PAGE EXCERPT:
╔══

One memorable submission came from a user who ran the benchmark after a system update and found CoreML suddenly faster by 30% — they traced it to a lower-level driver patch in a beta macOS build. The lesson: on macOS, hardware plus runtime plus OS patch level all interact; one variable changing can flip the numbers dramatically.

Practical takeaway: when you ask for community benchmarks, get exact OS and runtime versions, the wheel/build artifacts, and a short log showing the provider chain. That metadata saved us more than once.

The Deep Dives: Device Selection Logic

The core of this release is a robust device selection routine. Here’s a simplified version: 

if torch.cuda.is_available():
    device = "cuda"
elif hasattr(torch.backends, "mps") and torch.backends.mps.is_available():
    device = "mps"
elif onnxruntime.get_available_providers():
    # Try CoreML, DirectML, etc.
    ...
else:
    device = "cpu"

We also added tests/test_device_selection.py to ensure regressions are caught early.

Why ONNX Lies (A Tiny Architecture Digression)

ONNX Runtime exposes a list of registered execution providers (CUDA, TensorRT, CoreML, DirectML, CPU, etc.) but registering a provider is not the same as successfully executing arbitrary graphs on it. Providers can register their presence while still failing on certain ops, tensor layouts, or memory constraints. When that happens, the runtime may fall back to the CPU provider for execution — often without a clear, actionable error.

That mismatch between “available” and “usable” is the root cause of most silent-fallback headaches. Our answer was simple: verify. Don’t just list providers — exercise them with a tiny, deterministic graph to confirm they actually execute your model’s essential ops.

Probe Snippet (runnable)

Here’s a compact, real Python snippet we used as a probe. It runs a tiny ONNX session on the candidate provider and returns True only if execution completes without falling back to CPU. 

import numpy as np
import onnxruntime as ort

def probe_provider(provider_name: str) -> bool:
    # tiny model: single input, identity-like op exported as ONNX
    # In practice use a small exported model file; here we create a minimal tensor check.
    try:
        sess_opts = ort.SessionOptions()
        sess = ort.InferenceSession("probe_identity.onnx", sess_options=sess_opts, providers=[provider_name, 'CPUExecutionProvider'])
        input_name = sess.get_inputs()[0].name
        dummy = np.random.randn(1, 16).astype(np.float32)

╚══

DATA IN THIS EXERCISE:
╔══

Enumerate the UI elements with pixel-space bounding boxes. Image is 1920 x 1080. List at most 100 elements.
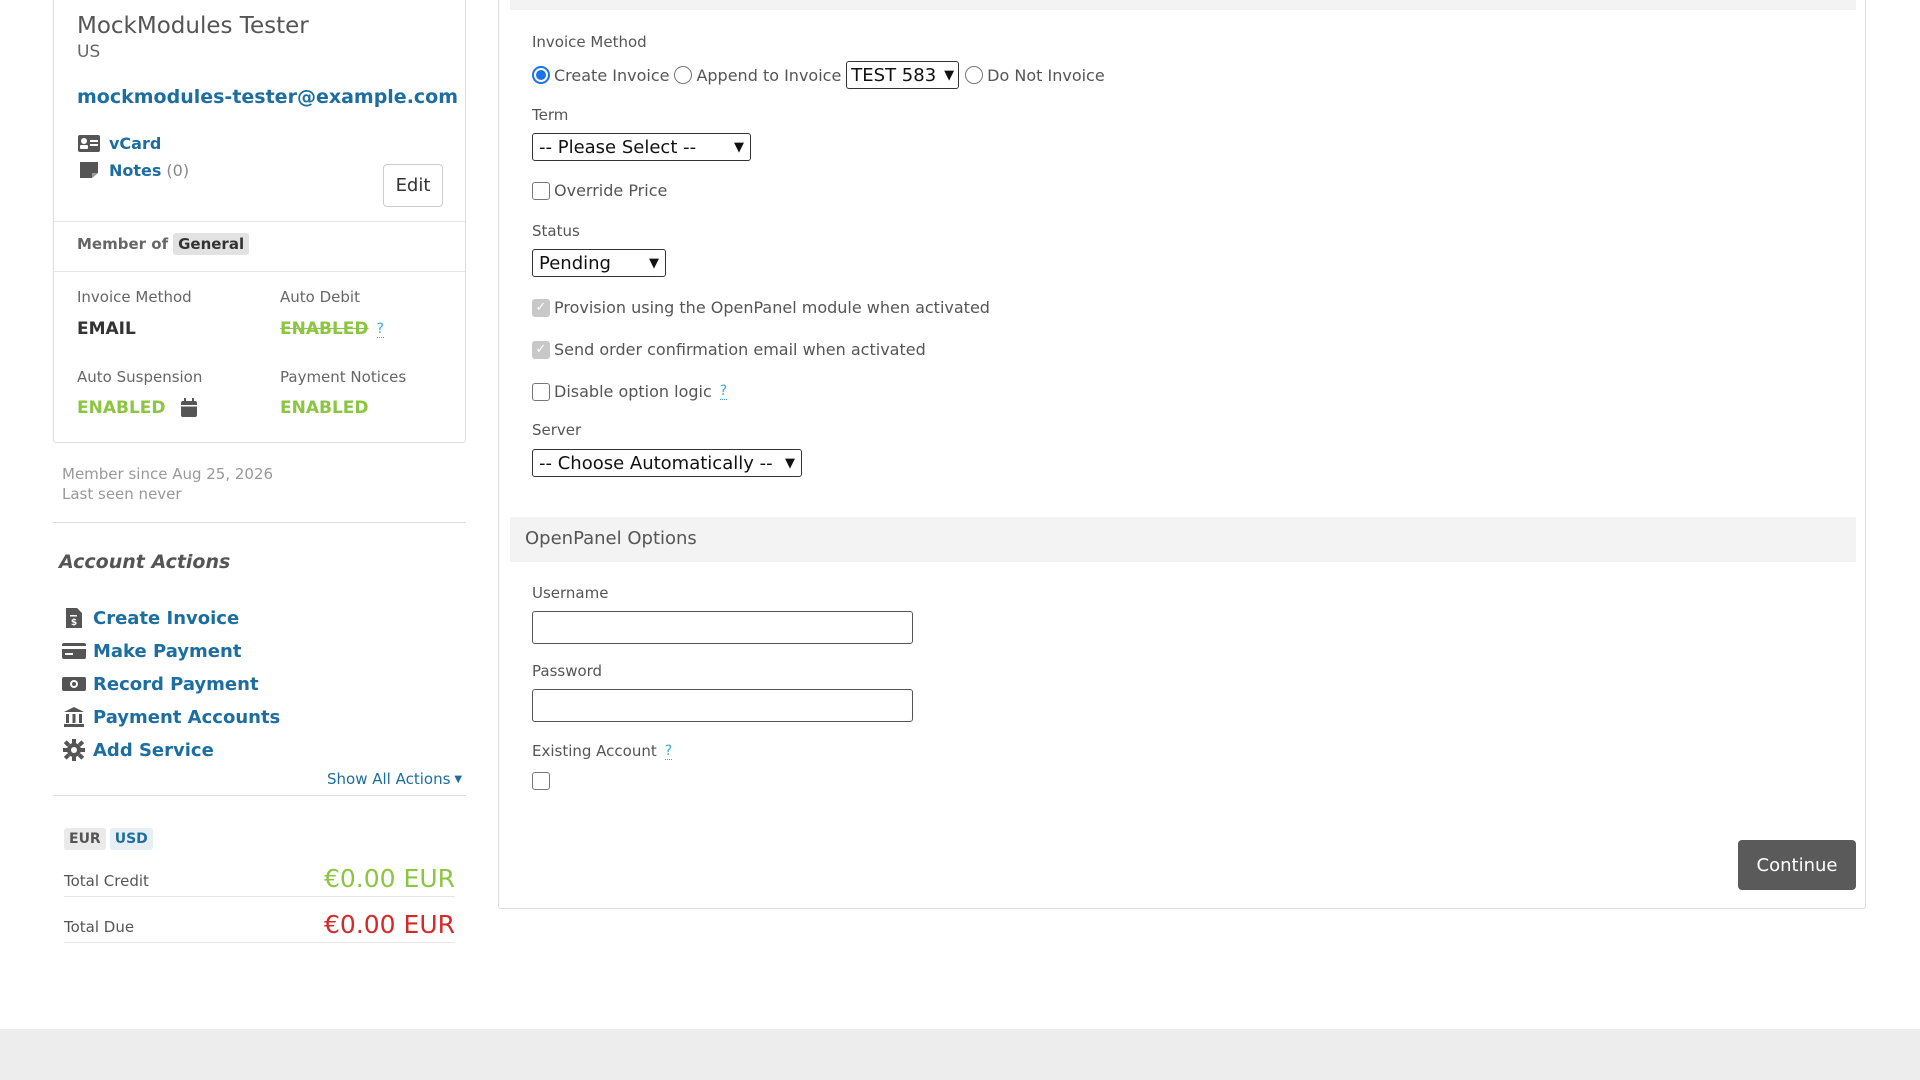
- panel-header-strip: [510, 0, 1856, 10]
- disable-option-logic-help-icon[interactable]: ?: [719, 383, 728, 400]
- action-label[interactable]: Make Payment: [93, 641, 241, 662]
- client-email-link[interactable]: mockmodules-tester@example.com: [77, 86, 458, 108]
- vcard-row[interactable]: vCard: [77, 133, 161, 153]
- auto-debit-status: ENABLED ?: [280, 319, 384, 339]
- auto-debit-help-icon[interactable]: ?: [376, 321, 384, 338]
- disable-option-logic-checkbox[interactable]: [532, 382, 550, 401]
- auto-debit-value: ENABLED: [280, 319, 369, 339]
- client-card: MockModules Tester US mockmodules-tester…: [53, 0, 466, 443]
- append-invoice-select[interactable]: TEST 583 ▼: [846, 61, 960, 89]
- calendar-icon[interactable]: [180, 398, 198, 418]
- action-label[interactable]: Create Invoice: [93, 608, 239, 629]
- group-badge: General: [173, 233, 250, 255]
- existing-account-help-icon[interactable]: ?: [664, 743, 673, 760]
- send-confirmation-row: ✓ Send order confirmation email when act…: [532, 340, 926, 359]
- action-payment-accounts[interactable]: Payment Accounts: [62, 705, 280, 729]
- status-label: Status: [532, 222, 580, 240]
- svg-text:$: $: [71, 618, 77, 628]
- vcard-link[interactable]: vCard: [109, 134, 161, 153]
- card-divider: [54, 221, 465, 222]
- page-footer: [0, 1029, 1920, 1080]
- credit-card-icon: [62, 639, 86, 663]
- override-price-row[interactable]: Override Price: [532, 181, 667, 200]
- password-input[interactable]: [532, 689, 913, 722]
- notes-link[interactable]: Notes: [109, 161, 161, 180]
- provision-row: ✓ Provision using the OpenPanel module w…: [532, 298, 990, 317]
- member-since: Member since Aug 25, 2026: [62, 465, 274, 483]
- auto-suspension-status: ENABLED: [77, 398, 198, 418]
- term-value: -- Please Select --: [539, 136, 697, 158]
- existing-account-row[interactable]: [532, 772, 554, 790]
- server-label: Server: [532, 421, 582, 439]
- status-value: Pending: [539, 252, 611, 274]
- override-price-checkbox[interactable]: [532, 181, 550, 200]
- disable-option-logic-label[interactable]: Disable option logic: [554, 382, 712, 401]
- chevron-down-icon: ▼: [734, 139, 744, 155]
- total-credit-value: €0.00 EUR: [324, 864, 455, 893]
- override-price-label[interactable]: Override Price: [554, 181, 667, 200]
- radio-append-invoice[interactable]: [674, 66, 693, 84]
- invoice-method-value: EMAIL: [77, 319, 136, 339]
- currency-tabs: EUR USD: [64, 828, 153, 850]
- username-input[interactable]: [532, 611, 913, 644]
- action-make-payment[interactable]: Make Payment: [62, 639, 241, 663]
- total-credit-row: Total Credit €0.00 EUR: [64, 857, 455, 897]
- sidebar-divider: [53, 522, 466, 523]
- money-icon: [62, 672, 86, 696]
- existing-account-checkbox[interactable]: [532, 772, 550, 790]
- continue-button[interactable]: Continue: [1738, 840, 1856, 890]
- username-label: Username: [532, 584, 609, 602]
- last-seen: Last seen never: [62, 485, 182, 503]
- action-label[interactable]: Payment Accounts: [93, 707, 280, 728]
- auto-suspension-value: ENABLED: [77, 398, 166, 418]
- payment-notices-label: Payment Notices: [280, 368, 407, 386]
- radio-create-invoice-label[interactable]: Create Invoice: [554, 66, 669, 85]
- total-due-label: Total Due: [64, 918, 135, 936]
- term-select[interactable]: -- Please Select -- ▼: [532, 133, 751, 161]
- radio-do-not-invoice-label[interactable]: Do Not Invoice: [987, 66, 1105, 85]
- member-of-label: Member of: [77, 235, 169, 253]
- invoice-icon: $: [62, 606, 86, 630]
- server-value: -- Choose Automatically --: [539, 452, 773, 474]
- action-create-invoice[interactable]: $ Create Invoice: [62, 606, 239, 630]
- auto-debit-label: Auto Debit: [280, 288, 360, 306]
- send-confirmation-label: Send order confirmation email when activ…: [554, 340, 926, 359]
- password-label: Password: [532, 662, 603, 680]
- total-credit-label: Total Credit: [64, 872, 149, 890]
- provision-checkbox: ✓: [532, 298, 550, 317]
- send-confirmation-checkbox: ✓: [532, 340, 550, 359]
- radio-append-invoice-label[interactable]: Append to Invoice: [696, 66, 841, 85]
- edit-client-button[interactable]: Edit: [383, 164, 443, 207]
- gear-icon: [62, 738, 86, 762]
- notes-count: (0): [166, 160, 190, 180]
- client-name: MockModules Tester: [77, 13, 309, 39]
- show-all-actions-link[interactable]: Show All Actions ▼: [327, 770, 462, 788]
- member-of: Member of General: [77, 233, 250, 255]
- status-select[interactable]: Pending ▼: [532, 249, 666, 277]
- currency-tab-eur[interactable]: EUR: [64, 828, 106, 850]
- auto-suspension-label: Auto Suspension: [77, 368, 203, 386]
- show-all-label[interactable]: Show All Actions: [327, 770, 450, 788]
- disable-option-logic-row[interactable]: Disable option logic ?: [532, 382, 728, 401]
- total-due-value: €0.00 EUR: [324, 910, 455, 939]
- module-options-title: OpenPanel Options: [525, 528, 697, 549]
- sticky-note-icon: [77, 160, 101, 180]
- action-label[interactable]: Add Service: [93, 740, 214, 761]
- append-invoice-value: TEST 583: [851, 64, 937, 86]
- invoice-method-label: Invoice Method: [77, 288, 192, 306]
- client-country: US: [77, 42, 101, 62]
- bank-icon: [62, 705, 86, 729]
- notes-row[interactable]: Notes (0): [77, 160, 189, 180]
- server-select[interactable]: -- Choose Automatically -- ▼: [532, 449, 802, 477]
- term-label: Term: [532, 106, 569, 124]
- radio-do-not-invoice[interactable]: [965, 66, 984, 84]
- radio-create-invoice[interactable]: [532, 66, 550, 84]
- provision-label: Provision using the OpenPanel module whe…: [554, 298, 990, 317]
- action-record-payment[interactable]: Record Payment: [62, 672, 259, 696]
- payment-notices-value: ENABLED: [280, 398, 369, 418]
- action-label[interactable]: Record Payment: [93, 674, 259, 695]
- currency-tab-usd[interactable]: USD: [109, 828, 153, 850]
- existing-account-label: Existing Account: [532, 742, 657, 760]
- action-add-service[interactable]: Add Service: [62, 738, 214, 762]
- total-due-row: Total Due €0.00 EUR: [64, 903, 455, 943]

╚══

WHAT YOU WILL DO:
A - Edit the listing, starting with the line with "- panel-header-strip: [510, 0, 1856, 10]" and going on through the line with "- client-card: MockModules", so that "ENABLED" becomes "DISABLED" and everything else stays the same. Return only those lines.
B - Resume the write-up on device selection and ONNX Runtime provider probing from the point where it stops.

REPLIES:
A -
- panel-header-strip: [510, 0, 1856, 10]
- disable-option-logic-help-icon[interactable]: ?: [719, 383, 728, 400]
- action-label[interactable]: Make Payment: [93, 641, 241, 662]
- client-email-link[interactable]: mockmodules-tester@example.com: [77, 86, 458, 108]
- vcard-row[interactable]: vCard: [77, 133, 161, 153]
- auto-debit-status: DISABLED ?: [280, 319, 384, 339]
- auto-debit-help-icon[interactable]: ?: [376, 321, 384, 338]
- disable-option-logic-checkbox[interactable]: [532, 382, 550, 401]
- auto-debit-value: DISABLED: [280, 319, 369, 339]
- client-card: MockModules Tester US mockmodules-tester…: [53, 0, 466, 443]

B -
        out = sess.run(None, {input_name: dummy})
        # If the output shape is sane and no exception occurred, provider executed.
        return True
    except Exception as e:
        # Log the exception and provider chain for debugging in the real code.
        print(f"Probe failed for {provider_name}: {e}")
        return False

We keep a tiny on-disk probe_identity.onnx that exercises the smallest set of ops we rely on. The cost of this probe is negligible and the payoff — avoiding silent fallbacks — is huge.

Benchmark Methodology & Tips

Benchmarks lie when you don’t control for warmup, batch sizes, export flags, and randomness. Here’s the exact methodology we used so readers can reproduce our numbers.

How we measured

  • Warmup runs: 1–5 warmup iterations to let providers JIT/initialize kernels.
  • Measure runs: 3–10 runs, averaged; report mean and standard deviation.
  • Batching: default single-item synthesis to measure latency; increase batch size to explore throughput.
  • Export flags: prefer static shapes where possible; dynamic shapes increase overhead.
  • RTF calculation: Real-Time Factor = (audio_length / wall_clock_time). Higher is better for throughput-focused tests.

Repro tips

  • Pin exact ONNX Runtime version in your environment (different builds behave differently).
  • Collect provider chain logs with onnxruntime.get_available_providers() and record driver versions.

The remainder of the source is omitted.